Count every line of the material that holds the string "suất". Respond with the total only.

Data excerpts:
========

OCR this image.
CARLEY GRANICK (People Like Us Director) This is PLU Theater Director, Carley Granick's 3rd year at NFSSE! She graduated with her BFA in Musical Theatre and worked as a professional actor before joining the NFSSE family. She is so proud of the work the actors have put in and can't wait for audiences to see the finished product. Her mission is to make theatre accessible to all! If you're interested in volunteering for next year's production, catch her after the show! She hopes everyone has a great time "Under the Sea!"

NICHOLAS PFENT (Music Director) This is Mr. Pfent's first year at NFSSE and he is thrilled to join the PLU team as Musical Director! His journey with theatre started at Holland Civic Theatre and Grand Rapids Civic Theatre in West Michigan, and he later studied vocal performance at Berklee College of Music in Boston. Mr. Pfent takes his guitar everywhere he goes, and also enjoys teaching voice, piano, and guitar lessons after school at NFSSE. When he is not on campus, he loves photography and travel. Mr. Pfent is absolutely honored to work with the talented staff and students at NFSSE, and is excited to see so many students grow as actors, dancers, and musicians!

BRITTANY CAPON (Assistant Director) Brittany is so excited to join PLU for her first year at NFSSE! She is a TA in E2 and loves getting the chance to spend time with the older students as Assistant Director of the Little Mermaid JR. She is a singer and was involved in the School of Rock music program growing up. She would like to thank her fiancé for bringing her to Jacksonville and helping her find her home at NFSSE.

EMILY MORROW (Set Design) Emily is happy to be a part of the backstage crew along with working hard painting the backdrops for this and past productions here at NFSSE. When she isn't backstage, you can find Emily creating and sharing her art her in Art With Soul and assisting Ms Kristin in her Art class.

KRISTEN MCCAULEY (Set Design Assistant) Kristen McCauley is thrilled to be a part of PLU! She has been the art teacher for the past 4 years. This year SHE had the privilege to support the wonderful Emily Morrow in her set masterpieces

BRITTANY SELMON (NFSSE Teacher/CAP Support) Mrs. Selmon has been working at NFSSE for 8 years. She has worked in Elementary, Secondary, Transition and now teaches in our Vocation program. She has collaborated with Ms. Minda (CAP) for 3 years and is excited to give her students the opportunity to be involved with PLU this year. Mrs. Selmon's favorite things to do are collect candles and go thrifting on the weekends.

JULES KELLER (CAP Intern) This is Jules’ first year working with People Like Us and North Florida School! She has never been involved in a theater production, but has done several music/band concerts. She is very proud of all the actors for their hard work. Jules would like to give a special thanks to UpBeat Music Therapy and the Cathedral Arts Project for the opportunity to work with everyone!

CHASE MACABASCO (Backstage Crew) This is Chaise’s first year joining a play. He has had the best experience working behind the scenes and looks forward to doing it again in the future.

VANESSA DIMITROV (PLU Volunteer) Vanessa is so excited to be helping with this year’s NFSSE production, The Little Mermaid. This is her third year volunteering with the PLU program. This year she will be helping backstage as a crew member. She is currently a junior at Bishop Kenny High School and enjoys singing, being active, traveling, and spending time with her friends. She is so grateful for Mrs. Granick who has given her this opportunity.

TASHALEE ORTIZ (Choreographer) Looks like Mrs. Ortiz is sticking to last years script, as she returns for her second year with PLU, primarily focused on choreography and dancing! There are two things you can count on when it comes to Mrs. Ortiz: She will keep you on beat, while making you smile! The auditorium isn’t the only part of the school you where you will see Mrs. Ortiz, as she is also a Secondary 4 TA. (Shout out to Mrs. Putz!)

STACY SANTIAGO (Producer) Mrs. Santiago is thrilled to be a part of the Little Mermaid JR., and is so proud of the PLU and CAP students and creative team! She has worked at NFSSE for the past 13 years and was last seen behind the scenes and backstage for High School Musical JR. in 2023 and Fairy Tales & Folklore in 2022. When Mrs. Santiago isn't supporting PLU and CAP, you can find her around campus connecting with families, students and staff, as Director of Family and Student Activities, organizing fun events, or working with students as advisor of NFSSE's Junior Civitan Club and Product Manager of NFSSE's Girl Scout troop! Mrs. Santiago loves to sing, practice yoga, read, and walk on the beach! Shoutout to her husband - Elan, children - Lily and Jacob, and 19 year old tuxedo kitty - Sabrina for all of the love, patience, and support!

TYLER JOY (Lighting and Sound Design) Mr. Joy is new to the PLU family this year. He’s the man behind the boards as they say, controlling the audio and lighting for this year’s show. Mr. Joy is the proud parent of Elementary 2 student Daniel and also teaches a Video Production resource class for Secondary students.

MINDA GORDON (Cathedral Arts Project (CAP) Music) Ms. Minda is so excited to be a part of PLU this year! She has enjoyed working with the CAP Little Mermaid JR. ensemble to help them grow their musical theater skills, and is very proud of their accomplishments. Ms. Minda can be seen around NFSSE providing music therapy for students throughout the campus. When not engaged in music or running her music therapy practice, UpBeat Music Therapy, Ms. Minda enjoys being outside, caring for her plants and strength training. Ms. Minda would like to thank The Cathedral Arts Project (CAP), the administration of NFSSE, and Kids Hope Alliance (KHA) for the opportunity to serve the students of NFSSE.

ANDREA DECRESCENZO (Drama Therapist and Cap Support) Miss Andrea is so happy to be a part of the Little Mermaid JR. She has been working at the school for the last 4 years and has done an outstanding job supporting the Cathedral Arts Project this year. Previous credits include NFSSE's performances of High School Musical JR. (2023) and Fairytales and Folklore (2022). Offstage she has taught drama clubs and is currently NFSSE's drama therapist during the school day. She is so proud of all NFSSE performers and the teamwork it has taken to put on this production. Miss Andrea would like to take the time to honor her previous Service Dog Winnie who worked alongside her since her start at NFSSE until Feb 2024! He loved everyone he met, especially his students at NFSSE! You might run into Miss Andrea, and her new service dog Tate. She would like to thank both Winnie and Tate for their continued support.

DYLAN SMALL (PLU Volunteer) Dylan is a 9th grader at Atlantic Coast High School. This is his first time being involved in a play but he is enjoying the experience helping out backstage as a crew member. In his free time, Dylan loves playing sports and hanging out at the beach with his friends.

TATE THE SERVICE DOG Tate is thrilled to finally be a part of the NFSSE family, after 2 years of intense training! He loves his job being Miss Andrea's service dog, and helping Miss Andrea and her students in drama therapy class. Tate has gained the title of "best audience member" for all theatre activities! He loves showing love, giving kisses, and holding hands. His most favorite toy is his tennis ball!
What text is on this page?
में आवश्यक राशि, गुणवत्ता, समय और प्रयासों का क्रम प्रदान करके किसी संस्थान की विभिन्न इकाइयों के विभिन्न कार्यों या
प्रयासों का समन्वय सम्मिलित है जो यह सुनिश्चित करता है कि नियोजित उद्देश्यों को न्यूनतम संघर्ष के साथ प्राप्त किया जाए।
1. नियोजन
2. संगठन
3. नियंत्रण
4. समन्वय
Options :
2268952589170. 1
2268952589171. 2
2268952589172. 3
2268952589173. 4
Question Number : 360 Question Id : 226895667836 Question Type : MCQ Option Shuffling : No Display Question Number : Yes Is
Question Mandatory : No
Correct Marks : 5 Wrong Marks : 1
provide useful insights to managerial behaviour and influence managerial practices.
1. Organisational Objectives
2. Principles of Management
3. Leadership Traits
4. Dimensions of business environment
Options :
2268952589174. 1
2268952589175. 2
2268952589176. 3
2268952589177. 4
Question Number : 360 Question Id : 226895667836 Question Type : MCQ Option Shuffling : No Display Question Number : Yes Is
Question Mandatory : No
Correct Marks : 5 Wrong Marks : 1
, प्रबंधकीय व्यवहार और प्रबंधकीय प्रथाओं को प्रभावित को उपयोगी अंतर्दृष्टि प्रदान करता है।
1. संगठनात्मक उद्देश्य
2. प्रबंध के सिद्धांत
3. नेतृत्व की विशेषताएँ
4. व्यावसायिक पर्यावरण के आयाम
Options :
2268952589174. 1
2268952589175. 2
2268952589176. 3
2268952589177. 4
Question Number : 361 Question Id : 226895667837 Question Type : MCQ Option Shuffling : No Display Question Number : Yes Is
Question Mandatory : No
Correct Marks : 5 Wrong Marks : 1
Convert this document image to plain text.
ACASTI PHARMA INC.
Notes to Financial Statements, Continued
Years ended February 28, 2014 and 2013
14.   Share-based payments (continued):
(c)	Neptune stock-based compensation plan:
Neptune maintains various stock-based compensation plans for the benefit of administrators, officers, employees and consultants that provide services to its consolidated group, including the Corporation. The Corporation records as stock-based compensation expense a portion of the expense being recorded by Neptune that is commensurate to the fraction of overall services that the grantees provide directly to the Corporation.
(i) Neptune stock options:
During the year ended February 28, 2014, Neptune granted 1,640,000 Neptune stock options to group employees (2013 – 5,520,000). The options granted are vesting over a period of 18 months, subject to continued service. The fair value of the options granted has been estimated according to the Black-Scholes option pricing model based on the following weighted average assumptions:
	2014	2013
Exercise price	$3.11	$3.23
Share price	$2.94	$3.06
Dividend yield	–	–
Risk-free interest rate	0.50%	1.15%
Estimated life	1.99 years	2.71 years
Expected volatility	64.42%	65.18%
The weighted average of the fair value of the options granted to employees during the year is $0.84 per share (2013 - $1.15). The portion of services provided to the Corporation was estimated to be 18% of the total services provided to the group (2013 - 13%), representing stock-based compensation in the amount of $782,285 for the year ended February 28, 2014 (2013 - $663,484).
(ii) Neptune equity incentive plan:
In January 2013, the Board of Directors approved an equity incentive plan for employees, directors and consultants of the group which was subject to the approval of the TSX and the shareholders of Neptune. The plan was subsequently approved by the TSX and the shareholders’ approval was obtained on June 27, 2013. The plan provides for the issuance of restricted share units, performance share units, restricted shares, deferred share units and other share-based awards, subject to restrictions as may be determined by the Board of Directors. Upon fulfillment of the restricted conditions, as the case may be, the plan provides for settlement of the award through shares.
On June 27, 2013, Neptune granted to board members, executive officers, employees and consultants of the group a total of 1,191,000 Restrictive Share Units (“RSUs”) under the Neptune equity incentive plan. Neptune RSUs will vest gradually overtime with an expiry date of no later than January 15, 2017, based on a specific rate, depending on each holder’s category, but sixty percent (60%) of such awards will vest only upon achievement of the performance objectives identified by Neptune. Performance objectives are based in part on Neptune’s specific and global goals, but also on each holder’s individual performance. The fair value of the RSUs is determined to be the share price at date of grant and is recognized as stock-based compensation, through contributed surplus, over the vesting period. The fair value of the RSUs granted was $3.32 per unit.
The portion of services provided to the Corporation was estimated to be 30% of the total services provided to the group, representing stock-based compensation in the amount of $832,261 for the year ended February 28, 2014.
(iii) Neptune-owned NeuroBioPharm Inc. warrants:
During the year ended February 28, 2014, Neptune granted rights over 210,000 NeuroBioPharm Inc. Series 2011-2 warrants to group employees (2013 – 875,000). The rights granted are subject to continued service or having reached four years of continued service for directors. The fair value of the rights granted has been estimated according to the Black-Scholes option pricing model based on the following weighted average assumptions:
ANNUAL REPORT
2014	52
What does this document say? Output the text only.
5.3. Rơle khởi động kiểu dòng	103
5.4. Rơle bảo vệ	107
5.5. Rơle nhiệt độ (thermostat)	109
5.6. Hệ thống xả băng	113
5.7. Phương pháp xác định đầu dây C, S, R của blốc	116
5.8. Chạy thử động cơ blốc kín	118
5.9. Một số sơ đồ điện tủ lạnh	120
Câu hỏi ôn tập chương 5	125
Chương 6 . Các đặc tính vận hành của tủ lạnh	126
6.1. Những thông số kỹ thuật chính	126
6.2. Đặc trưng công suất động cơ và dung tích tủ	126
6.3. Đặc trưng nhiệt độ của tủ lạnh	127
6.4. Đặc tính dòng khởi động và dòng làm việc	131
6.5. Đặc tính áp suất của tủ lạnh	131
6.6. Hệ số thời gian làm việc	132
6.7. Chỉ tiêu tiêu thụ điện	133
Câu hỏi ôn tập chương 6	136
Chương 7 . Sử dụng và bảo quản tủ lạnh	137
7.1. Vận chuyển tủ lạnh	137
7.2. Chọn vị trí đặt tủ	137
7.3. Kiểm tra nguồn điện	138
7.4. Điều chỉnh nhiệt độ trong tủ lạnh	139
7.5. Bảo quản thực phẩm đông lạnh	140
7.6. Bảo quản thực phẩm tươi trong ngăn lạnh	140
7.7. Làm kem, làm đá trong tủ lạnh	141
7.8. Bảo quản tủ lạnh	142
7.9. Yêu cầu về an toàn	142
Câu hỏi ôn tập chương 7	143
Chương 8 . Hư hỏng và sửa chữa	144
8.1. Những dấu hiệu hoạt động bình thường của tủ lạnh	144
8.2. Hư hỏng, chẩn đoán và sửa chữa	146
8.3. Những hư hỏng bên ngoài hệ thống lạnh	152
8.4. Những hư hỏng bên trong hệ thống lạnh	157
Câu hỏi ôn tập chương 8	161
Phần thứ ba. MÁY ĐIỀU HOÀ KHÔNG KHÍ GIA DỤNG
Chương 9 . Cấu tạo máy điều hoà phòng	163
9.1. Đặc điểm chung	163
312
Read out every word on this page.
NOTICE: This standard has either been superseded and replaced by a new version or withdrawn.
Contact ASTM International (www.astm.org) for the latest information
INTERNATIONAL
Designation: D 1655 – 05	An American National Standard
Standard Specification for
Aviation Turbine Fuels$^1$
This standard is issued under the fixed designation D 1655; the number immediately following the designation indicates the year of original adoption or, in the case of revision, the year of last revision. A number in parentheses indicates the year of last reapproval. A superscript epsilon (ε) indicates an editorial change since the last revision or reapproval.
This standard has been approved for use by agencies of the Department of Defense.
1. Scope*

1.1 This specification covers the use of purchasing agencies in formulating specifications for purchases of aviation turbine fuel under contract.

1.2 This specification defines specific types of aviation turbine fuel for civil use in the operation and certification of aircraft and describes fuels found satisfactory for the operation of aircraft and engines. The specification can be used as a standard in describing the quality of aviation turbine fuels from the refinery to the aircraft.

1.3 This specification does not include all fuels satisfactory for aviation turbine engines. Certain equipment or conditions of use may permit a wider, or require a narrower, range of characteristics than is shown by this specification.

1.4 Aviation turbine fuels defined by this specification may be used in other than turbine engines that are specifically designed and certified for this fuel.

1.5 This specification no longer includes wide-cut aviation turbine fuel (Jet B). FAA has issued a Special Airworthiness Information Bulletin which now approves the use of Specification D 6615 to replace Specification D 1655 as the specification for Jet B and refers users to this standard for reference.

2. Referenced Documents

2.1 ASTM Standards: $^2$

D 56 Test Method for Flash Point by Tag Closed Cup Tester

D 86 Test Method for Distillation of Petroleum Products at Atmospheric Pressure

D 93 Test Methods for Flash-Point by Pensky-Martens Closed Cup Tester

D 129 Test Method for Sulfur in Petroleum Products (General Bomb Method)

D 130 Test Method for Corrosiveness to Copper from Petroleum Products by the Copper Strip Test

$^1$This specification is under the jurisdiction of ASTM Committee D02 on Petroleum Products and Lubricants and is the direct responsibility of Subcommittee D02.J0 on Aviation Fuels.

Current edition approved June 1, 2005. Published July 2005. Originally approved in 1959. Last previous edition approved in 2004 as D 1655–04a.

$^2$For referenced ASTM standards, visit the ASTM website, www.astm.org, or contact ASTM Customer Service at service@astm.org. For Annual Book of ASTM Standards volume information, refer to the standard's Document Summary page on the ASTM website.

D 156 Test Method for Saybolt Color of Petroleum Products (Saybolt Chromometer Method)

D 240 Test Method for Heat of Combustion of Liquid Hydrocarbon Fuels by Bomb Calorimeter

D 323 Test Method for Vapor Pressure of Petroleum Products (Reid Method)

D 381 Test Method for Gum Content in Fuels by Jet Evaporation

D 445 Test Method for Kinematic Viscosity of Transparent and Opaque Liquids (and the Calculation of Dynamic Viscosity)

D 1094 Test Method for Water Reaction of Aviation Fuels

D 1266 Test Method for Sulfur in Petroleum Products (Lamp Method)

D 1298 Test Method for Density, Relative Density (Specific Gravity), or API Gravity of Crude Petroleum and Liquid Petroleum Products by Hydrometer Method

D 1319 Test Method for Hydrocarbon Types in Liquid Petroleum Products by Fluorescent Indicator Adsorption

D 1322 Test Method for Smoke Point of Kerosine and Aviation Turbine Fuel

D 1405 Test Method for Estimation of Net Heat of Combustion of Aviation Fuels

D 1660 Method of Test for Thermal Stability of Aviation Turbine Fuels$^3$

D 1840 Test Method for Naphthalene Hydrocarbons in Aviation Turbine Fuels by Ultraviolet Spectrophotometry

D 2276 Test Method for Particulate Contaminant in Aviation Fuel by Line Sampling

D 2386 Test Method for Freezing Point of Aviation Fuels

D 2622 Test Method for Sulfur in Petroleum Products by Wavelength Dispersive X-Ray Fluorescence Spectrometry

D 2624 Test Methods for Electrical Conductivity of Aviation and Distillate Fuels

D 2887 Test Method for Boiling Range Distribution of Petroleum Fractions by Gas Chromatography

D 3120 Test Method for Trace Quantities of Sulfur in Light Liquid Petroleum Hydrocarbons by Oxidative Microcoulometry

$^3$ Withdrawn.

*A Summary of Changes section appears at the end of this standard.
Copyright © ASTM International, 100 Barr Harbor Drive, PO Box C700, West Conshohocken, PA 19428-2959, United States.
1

========

COMPLETE RESPONSE>
2